→ **Requirements**
Pull out every line from the listing that has the word "CHÍNH".

>>>>>

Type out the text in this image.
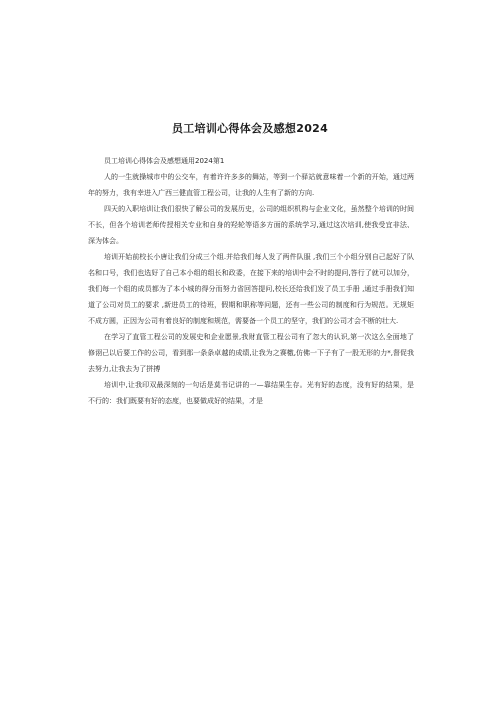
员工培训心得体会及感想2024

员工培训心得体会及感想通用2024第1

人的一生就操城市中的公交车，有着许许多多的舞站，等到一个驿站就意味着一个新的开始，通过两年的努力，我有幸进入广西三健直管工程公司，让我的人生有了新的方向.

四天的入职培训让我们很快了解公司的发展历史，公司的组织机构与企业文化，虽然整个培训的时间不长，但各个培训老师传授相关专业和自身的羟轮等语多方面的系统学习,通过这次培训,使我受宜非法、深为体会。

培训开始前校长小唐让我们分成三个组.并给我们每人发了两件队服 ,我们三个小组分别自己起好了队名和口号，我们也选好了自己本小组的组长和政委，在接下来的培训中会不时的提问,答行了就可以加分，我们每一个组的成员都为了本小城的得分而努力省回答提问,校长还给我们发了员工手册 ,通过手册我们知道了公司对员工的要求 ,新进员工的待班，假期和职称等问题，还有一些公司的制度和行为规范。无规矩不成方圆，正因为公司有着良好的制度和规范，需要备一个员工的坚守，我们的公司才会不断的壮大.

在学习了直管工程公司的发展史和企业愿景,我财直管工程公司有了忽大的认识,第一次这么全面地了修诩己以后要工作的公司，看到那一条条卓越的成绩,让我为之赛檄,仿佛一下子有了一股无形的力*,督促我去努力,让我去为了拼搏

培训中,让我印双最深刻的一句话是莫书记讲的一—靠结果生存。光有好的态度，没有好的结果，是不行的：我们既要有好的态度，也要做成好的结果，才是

<<<<<
>>>>>

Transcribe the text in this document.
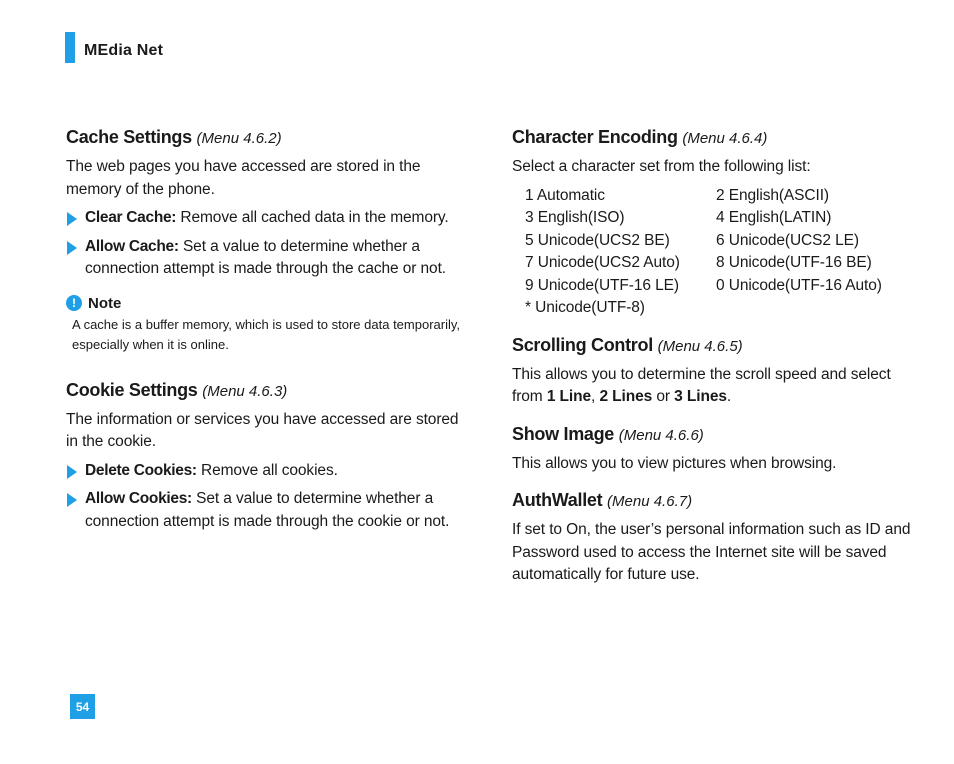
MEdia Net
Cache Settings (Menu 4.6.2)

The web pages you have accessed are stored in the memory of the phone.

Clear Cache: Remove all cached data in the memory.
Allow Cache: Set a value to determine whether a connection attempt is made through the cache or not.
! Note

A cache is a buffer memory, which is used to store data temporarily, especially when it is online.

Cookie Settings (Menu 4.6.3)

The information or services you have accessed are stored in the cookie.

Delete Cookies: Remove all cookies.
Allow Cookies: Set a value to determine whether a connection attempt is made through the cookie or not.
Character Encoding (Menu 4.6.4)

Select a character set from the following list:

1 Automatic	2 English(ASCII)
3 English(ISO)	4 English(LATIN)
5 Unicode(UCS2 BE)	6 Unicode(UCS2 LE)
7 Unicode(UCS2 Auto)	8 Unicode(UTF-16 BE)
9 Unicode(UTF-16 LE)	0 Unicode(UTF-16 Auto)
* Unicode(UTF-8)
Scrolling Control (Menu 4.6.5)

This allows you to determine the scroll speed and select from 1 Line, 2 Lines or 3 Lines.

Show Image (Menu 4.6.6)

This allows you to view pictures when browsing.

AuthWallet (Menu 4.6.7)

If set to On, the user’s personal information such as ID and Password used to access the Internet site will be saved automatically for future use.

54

<<<<<
>>>>>

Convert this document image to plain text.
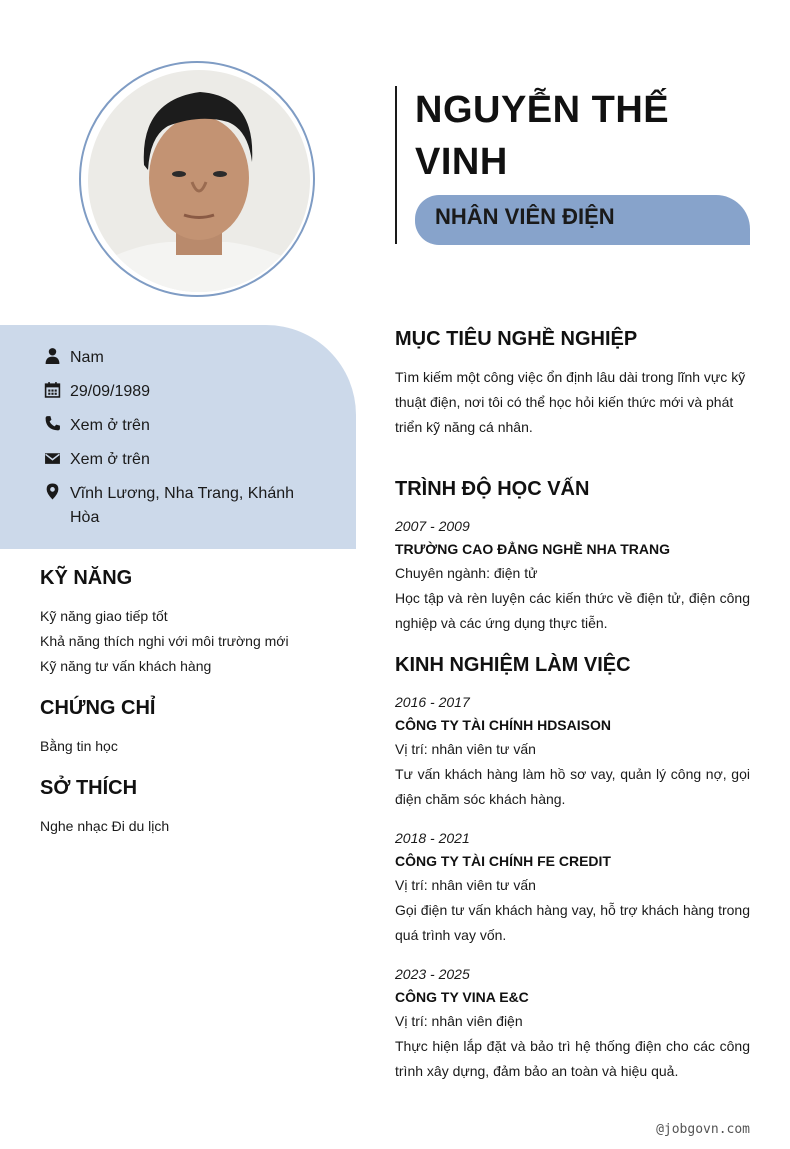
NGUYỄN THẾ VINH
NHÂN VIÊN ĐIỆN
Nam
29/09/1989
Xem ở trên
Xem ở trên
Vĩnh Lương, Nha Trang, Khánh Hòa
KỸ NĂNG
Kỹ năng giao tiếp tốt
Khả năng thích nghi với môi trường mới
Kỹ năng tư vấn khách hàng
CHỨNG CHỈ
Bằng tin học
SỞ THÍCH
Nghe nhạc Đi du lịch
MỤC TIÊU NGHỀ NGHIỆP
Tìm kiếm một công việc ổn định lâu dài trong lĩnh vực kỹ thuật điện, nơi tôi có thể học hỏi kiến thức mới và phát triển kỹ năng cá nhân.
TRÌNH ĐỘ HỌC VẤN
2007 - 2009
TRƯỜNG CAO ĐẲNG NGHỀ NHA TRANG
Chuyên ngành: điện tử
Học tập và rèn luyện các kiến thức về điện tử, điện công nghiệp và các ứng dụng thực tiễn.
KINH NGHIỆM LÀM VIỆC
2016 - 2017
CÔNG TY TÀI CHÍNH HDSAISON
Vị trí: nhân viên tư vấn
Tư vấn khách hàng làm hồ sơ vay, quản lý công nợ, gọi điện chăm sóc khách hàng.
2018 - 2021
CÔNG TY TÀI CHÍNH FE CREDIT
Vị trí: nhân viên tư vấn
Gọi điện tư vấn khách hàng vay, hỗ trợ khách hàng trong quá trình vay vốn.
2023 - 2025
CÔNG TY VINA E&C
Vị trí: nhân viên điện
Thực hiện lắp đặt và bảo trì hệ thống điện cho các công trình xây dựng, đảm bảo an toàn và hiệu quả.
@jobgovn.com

<<<<<

→ **Reply to the task**
CÔNG TY TÀI CHÍNH HDSAISON
CÔNG TY TÀI CHÍNH FE CREDIT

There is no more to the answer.